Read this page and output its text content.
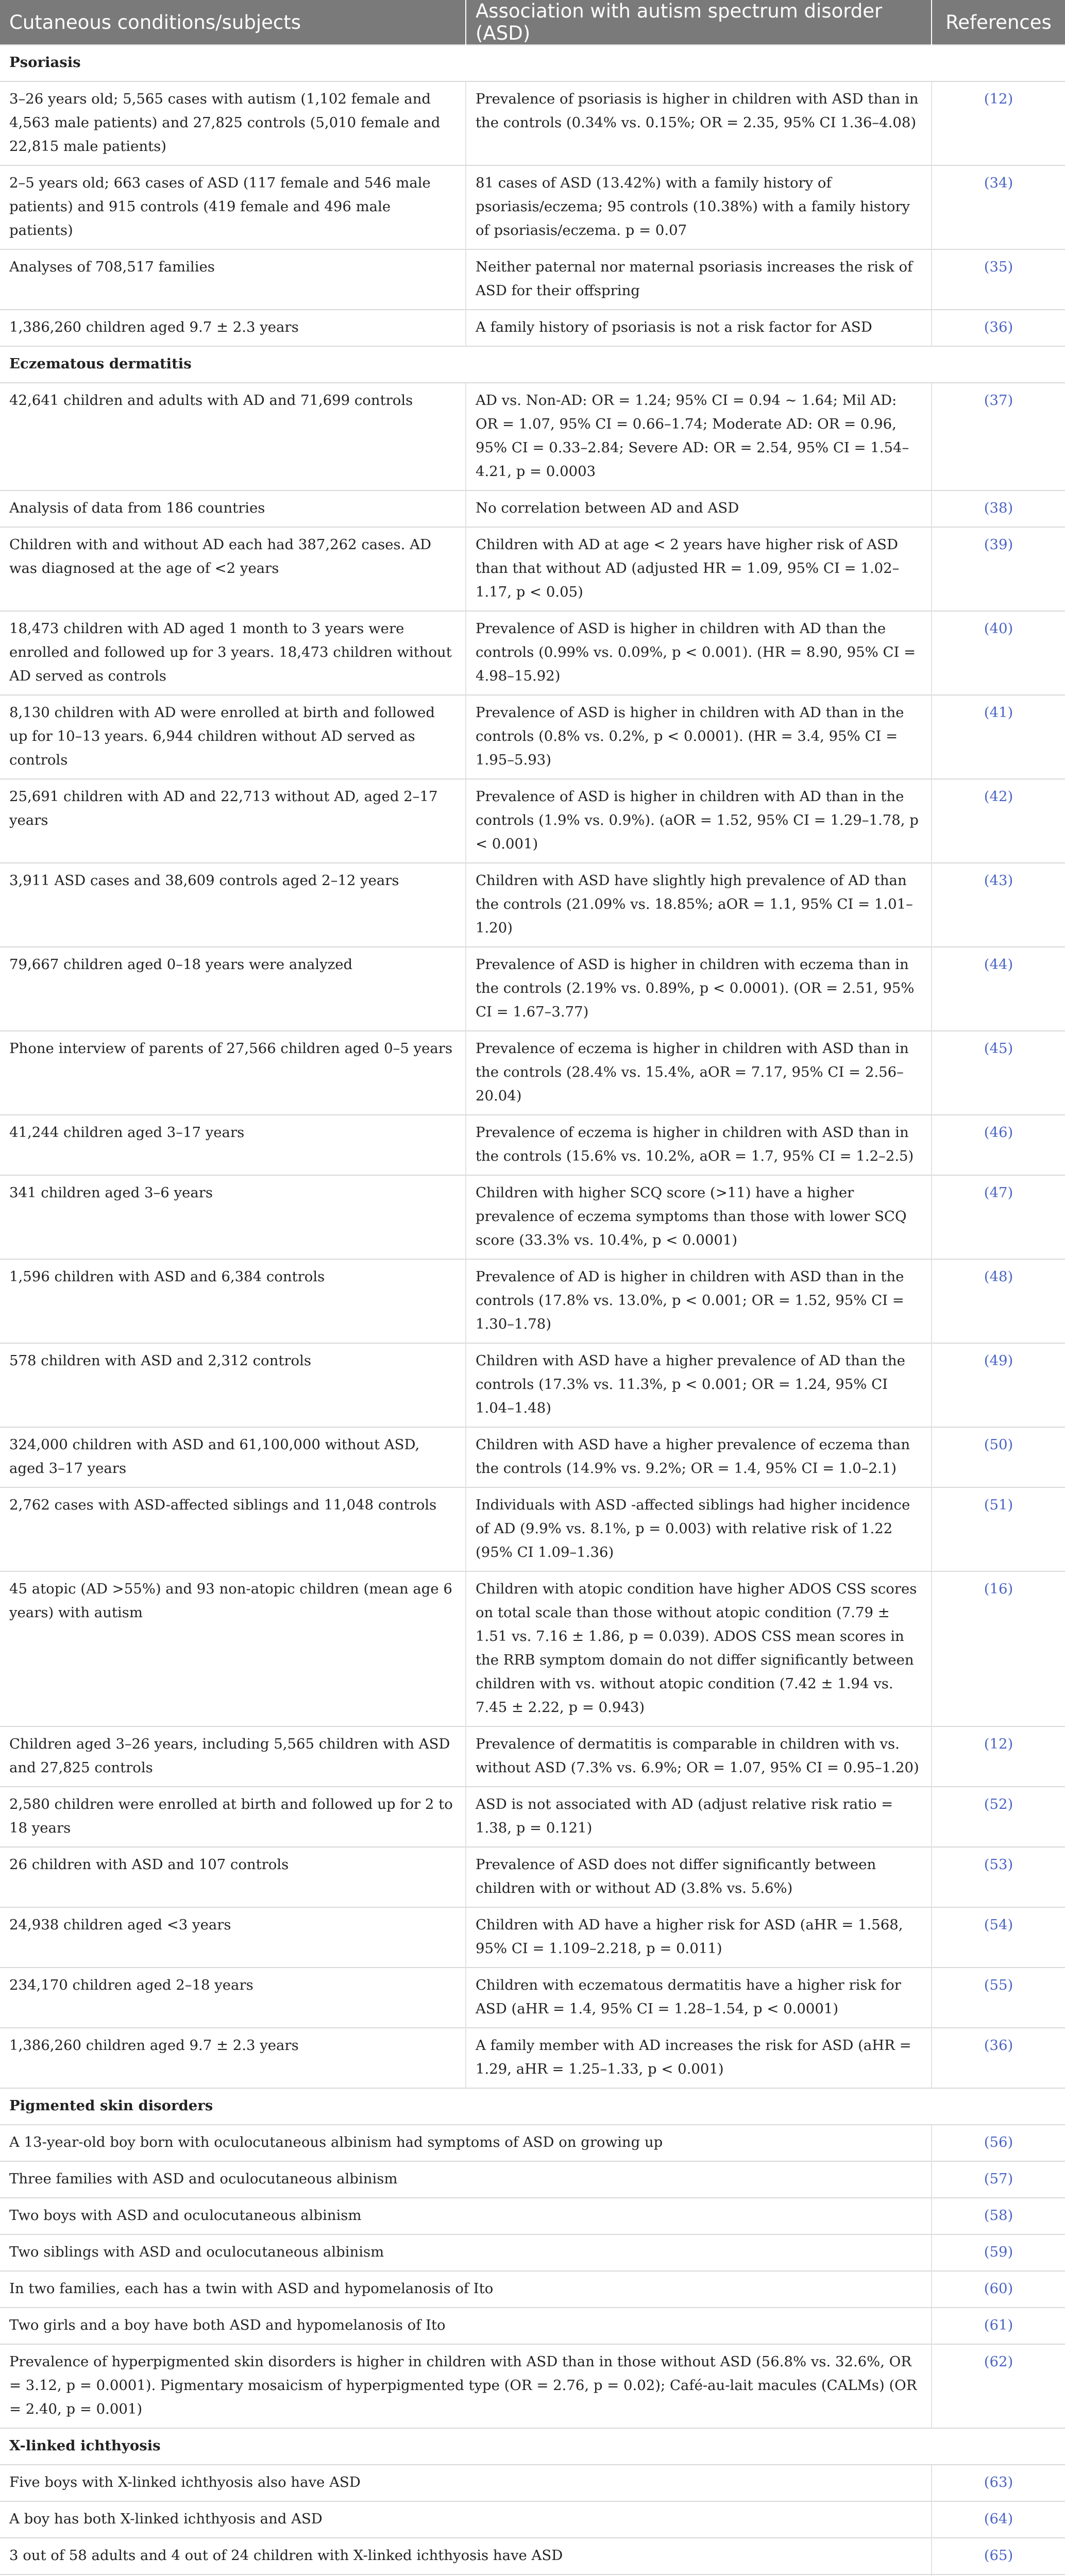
Cutaneous conditions/subjects	Association with autism spectrum disorder (ASD)	References
Psoriasis		
3–26 years old; 5,565 cases with autism (1,102 female and 4,563 male patients) and 27,825 controls (5,010 female and 22,815 male patients)	Prevalence of psoriasis is higher in children with ASD than in the controls (0.34% vs. 0.15%; OR = 2.35, 95% CI 1.36–4.08)	(12)
2–5 years old; 663 cases of ASD (117 female and 546 male patients) and 915 controls (419 female and 496 male patients)	81 cases of ASD (13.42%) with a family history of psoriasis/eczema; 95 controls (10.38%) with a family history of psoriasis/eczema. p = 0.07	(34)
Analyses of 708,517 families	Neither paternal nor maternal psoriasis increases the risk of ASD for their offspring	(35)
1,386,260 children aged 9.7 ± 2.3 years	A family history of psoriasis is not a risk factor for ASD	(36)
Eczematous dermatitis		
42,641 children and adults with AD and 71,699 controls	AD vs. Non-AD: OR = 1.24; 95% CI = 0.94 ~ 1.64; Mil AD: OR = 1.07, 95% CI = 0.66–1.74; Moderate AD: OR = 0.96, 95% CI = 0.33–2.84; Severe AD: OR = 2.54, 95% CI = 1.54–4.21, p = 0.0003	(37)
Analysis of data from 186 countries	No correlation between AD and ASD	(38)
Children with and without AD each had 387,262 cases. AD was diagnosed at the age of <2 years	Children with AD at age < 2 years have higher risk of ASD than that without AD (adjusted HR = 1.09, 95% CI = 1.02–1.17, p < 0.05)	(39)
18,473 children with AD aged 1 month to 3 years were enrolled and followed up for 3 years. 18,473 children without AD served as controls	Prevalence of ASD is higher in children with AD than the controls (0.99% vs. 0.09%, p < 0.001). (HR = 8.90, 95% CI = 4.98–15.92)	(40)
8,130 children with AD were enrolled at birth and followed up for 10–13 years. 6,944 children without AD served as controls	Prevalence of ASD is higher in children with AD than in the controls (0.8% vs. 0.2%, p < 0.0001). (HR = 3.4, 95% CI = 1.95–5.93)	(41)
25,691 children with AD and 22,713 without AD, aged 2–17 years	Prevalence of ASD is higher in children with AD than in the controls (1.9% vs. 0.9%). (aOR = 1.52, 95% CI = 1.29–1.78, p < 0.001)	(42)
3,911 ASD cases and 38,609 controls aged 2–12 years	Children with ASD have slightly high prevalence of AD than the controls (21.09% vs. 18.85%; aOR = 1.1, 95% CI = 1.01–1.20)	(43)
79,667 children aged 0–18 years were analyzed	Prevalence of ASD is higher in children with eczema than in the controls (2.19% vs. 0.89%, p < 0.0001). (OR = 2.51, 95% CI = 1.67–3.77)	(44)
Phone interview of parents of 27,566 children aged 0–5 years	Prevalence of eczema is higher in children with ASD than in the controls (28.4% vs. 15.4%, aOR = 7.17, 95% CI = 2.56–20.04)	(45)
41,244 children aged 3–17 years	Prevalence of eczema is higher in children with ASD than in the controls (15.6% vs. 10.2%, aOR = 1.7, 95% CI = 1.2–2.5)	(46)
341 children aged 3–6 years	Children with higher SCQ score (>11) have a higher prevalence of eczema symptoms than those with lower SCQ score (33.3% vs. 10.4%, p < 0.0001)	(47)
1,596 children with ASD and 6,384 controls	Prevalence of AD is higher in children with ASD than in the controls (17.8% vs. 13.0%, p < 0.001; OR = 1.52, 95% CI = 1.30–1.78)	(48)
578 children with ASD and 2,312 controls	Children with ASD have a higher prevalence of AD than the controls (17.3% vs. 11.3%, p < 0.001; OR = 1.24, 95% CI 1.04–1.48)	(49)
324,000 children with ASD and 61,100,000 without ASD, aged 3–17 years	Children with ASD have a higher prevalence of eczema than the controls (14.9% vs. 9.2%; OR = 1.4, 95% CI = 1.0–2.1)	(50)
2,762 cases with ASD-affected siblings and 11,048 controls	Individuals with ASD -affected siblings had higher incidence of AD (9.9% vs. 8.1%, p = 0.003) with relative risk of 1.22 (95% CI 1.09–1.36)	(51)
45 atopic (AD >55%) and 93 non-atopic children (mean age 6 years) with autism	Children with atopic condition have higher ADOS CSS scores on total scale than those without atopic condition (7.79 ± 1.51 vs. 7.16 ± 1.86, p = 0.039). ADOS CSS mean scores in the RRB symptom domain do not differ significantly between children with vs. without atopic condition (7.42 ± 1.94 vs. 7.45 ± 2.22, p = 0.943)	(16)
Children aged 3–26 years, including 5,565 children with ASD and 27,825 controls	Prevalence of dermatitis is comparable in children with vs. without ASD (7.3% vs. 6.9%; OR = 1.07, 95% CI = 0.95–1.20)	(12)
2,580 children were enrolled at birth and followed up for 2 to 18 years	ASD is not associated with AD (adjust relative risk ratio = 1.38, p = 0.121)	(52)
26 children with ASD and 107 controls	Prevalence of ASD does not differ significantly between children with or without AD (3.8% vs. 5.6%)	(53)
24,938 children aged <3 years	Children with AD have a higher risk for ASD (aHR = 1.568, 95% CI = 1.109–2.218, p = 0.011)	(54)
234,170 children aged 2–18 years	Children with eczematous dermatitis have a higher risk for ASD (aHR = 1.4, 95% CI = 1.28–1.54, p < 0.0001)	(55)
1,386,260 children aged 9.7 ± 2.3 years	A family member with AD increases the risk for ASD (aHR = 1.29, aHR = 1.25–1.33, p < 0.001)	(36)
Pigmented skin disorders		
A 13-year-old boy born with oculocutaneous albinism had symptoms of ASD on growing up		(56)
Three families with ASD and oculocutaneous albinism		(57)
Two boys with ASD and oculocutaneous albinism		(58)
Two siblings with ASD and oculocutaneous albinism		(59)
In two families, each has a twin with ASD and hypomelanosis of Ito		(60)
Two girls and a boy have both ASD and hypomelanosis of Ito		(61)
Prevalence of hyperpigmented skin disorders is higher in children with ASD than in those without ASD (56.8% vs. 32.6%, OR = 3.12, p = 0.0001). Pigmentary mosaicism of hyperpigmented type (OR = 2.76, p = 0.02); Café-au-lait macules (CALMs) (OR = 2.40, p = 0.001)		(62)
X-linked ichthyosis		
Five boys with X-linked ichthyosis also have ASD		(63)
A boy has both X-linked ichthyosis and ASD		(64)
3 out of 58 adults and 4 out of 24 children with X-linked ichthyosis have ASD		(65)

=-=-=

Look for the word "linked" throughout the material above and copy every line that has it.

Final answer:
X-linked ichthyosis		
Five boys with X-linked ichthyosis also have ASD		(63)
A boy has both X-linked ichthyosis and ASD		(64)
3 out of 58 adults and 4 out of 24 children with X-linked ichthyosis have ASD		(65)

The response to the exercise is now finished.